▶ _RECORDS FOR PROCESSING_:
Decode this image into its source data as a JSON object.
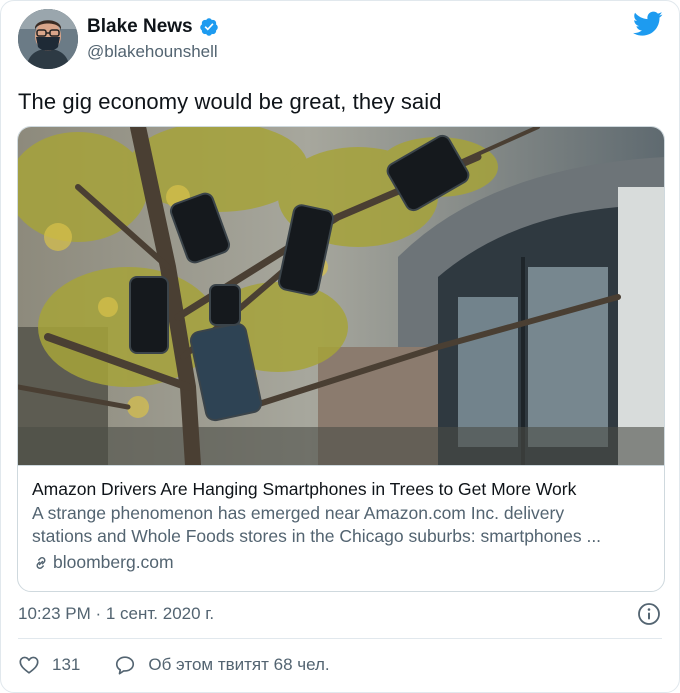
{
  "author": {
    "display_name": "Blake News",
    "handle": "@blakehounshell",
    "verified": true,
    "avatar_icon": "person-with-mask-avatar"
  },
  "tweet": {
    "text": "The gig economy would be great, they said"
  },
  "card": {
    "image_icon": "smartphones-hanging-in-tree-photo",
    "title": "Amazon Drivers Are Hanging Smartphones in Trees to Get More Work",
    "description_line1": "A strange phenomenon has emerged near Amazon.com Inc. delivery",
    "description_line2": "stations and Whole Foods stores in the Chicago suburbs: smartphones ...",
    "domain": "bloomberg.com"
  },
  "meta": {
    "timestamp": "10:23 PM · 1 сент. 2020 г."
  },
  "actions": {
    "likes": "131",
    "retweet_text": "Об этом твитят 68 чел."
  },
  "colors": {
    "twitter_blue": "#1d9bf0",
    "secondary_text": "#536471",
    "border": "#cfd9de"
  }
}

▶ _AIM OF THE EXERCISE_: For the listing above, give the number of lines in which the string "Amazon" occurs, and nothing else.

▶ _EXPECTED ANSWER_: 2